[START OF Data entries]

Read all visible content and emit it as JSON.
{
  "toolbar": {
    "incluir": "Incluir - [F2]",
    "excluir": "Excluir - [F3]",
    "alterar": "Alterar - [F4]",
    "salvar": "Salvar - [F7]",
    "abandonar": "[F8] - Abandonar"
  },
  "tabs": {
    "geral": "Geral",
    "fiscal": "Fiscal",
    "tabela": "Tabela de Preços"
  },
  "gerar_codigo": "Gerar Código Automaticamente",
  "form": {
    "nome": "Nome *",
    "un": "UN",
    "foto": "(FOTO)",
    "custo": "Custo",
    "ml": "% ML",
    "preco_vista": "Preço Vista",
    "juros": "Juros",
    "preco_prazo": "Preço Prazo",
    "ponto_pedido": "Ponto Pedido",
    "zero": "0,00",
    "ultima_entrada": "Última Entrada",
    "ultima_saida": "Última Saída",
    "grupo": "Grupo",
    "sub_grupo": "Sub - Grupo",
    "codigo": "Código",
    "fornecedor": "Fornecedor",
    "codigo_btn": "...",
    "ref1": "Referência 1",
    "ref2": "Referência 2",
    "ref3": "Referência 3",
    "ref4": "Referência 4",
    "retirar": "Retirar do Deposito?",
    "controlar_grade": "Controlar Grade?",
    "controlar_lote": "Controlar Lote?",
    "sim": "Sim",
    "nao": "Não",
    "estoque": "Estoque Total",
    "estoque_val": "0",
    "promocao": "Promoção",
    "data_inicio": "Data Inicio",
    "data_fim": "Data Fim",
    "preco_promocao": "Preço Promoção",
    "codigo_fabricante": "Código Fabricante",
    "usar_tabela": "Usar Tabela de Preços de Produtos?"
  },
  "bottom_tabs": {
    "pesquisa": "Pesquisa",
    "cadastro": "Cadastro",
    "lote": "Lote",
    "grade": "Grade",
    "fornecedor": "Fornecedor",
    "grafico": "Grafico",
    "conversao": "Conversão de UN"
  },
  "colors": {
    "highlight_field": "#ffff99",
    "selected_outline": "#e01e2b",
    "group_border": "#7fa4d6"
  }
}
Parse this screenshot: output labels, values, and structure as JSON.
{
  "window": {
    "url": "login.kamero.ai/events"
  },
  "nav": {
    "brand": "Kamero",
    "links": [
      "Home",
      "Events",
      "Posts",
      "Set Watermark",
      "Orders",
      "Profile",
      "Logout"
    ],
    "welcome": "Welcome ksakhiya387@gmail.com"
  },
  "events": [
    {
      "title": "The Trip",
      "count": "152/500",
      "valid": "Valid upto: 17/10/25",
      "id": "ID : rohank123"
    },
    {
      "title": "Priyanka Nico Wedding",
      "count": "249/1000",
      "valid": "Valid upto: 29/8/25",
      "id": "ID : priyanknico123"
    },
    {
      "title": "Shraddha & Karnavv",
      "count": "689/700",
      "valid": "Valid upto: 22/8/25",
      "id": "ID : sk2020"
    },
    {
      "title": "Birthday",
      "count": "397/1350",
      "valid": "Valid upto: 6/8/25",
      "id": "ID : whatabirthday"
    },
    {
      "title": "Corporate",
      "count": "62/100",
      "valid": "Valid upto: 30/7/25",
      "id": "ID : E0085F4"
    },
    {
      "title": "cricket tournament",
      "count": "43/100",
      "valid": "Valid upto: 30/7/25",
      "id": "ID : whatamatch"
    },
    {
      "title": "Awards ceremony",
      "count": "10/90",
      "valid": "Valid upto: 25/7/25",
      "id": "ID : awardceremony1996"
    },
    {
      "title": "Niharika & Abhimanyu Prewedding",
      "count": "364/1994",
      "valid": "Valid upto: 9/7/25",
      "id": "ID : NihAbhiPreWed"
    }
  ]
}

[END OF Data entries]

The problem | Return every record above exactly as it appears.

Problem solution |
Read all visible content and emit it as JSON.
{
  "toolbar": {
    "incluir": "Incluir - [F2]",
    "excluir": "Excluir - [F3]",
    "alterar": "Alterar - [F4]",
    "salvar": "Salvar - [F7]",
    "abandonar": "[F8] - Abandonar"
  },
  "tabs": {
    "geral": "Geral",
    "fiscal": "Fiscal",
    "tabela": "Tabela de Preços"
  },
  "gerar_codigo": "Gerar Código Automaticamente",
  "form": {
    "nome": "Nome *",
    "un": "UN",
    "foto": "(FOTO)",
    "custo": "Custo",
    "ml": "% ML",
    "preco_vista": "Preço Vista",
    "juros": "Juros",
    "preco_prazo": "Preço Prazo",
    "ponto_pedido": "Ponto Pedido",
    "zero": "0,00",
    "ultima_entrada": "Última Entrada",
    "ultima_saida": "Última Saída",
    "grupo": "Grupo",
    "sub_grupo": "Sub - Grupo",
    "codigo": "Código",
    "fornecedor": "Fornecedor",
    "codigo_btn": "...",
    "ref1": "Referência 1",
    "ref2": "Referência 2",
    "ref3": "Referência 3",
    "ref4": "Referência 4",
    "retirar": "Retirar do Deposito?",
    "controlar_grade": "Controlar Grade?",
    "controlar_lote": "Controlar Lote?",
    "sim": "Sim",
    "nao": "Não",
    "estoque": "Estoque Total",
    "estoque_val": "0",
    "promocao": "Promoção",
    "data_inicio": "Data Inicio",
    "data_fim": "Data Fim",
    "preco_promocao": "Preço Promoção",
    "codigo_fabricante": "Código Fabricante",
    "usar_tabela": "Usar Tabela de Preços de Produtos?"
  },
  "bottom_tabs": {
    "pesquisa": "Pesquisa",
    "cadastro": "Cadastro",
    "lote": "Lote",
    "grade": "Grade",
    "fornecedor": "Fornecedor",
    "grafico": "Grafico",
    "conversao": "Conversão de UN"
  },
  "colors": {
    "highlight_field": "#ffff99",
    "selected_outline": "#e01e2b",
    "group_border": "#7fa4d6"
  }
}
Parse this screenshot: output labels, values, and structure as JSON.
{
  "window": {
    "url": "login.kamero.ai/events"
  },
  "nav": {
    "brand": "Kamero",
    "links": [
      "Home",
      "Events",
      "Posts",
      "Set Watermark",
      "Orders",
      "Profile",
      "Logout"
    ],
    "welcome": "Welcome ksakhiya387@gmail.com"
  },
  "events": [
    {
      "title": "The Trip",
      "count": "152/500",
      "valid": "Valid upto: 17/10/25",
      "id": "ID : rohank123"
    },
    {
      "title": "Priyanka Nico Wedding",
      "count": "249/1000",
      "valid": "Valid upto: 29/8/25",
      "id": "ID : priyanknico123"
    },
    {
      "title": "Shraddha & Karnavv",
      "count": "689/700",
      "valid": "Valid upto: 22/8/25",
      "id": "ID : sk2020"
    },
    {
      "title": "Birthday",
      "count": "397/1350",
      "valid": "Valid upto: 6/8/25",
      "id": "ID : whatabirthday"
    },
    {
      "title": "Corporate",
      "count": "62/100",
      "valid": "Valid upto: 30/7/25",
      "id": "ID : E0085F4"
    },
    {
      "title": "cricket tournament",
      "count": "43/100",
      "valid": "Valid upto: 30/7/25",
      "id": "ID : whatamatch"
    },
    {
      "title": "Awards ceremony",
      "count": "10/90",
      "valid": "Valid upto: 25/7/25",
      "id": "ID : awardceremony1996"
    },
    {
      "title": "Niharika & Abhimanyu Prewedding",
      "count": "364/1994",
      "valid": "Valid upto: 9/7/25",
      "id": "ID : NihAbhiPreWed"
    }
  ]
}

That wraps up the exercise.